Do this:
Identify each line holding the string "cómo" and copy it.

Listed records:

"""

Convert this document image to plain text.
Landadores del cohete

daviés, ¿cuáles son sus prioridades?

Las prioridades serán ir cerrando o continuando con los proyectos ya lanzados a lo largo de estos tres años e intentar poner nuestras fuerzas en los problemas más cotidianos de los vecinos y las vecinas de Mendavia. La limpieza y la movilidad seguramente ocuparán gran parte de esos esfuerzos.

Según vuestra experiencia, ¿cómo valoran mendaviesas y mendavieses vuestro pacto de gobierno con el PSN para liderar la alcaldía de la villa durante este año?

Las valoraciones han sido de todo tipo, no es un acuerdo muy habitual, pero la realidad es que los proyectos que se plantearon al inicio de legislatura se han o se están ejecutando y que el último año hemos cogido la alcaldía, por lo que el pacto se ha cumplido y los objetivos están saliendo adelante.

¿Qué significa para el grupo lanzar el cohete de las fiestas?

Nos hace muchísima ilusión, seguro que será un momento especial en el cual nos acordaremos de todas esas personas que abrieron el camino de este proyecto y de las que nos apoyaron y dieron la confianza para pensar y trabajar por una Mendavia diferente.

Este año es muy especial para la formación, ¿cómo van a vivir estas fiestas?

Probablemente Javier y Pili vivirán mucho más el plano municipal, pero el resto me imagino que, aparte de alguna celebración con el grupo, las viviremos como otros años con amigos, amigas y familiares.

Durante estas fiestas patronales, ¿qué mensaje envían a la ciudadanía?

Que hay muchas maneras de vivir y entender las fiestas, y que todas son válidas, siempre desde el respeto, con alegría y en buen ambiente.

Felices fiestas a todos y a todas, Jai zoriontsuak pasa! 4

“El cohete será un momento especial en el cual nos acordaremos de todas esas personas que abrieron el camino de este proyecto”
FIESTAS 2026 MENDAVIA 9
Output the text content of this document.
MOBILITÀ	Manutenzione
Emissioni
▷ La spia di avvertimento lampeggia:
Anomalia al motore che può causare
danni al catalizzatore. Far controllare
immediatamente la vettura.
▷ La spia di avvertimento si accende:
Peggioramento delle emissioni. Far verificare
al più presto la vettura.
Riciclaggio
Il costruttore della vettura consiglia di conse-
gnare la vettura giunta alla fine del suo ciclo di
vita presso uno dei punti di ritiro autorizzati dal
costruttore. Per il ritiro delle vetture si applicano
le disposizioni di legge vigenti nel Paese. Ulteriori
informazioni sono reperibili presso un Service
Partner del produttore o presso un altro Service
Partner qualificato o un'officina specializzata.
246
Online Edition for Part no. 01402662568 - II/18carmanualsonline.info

"""

Response to the task:
Según vuestra experiencia, ¿cómo valoran mendaviesas y mendavieses vuestro pacto de gobierno con el PSN para liderar la alcaldía de la villa durante este año?
Este año es muy especial para la formación, ¿cómo van a vivir estas fiestas?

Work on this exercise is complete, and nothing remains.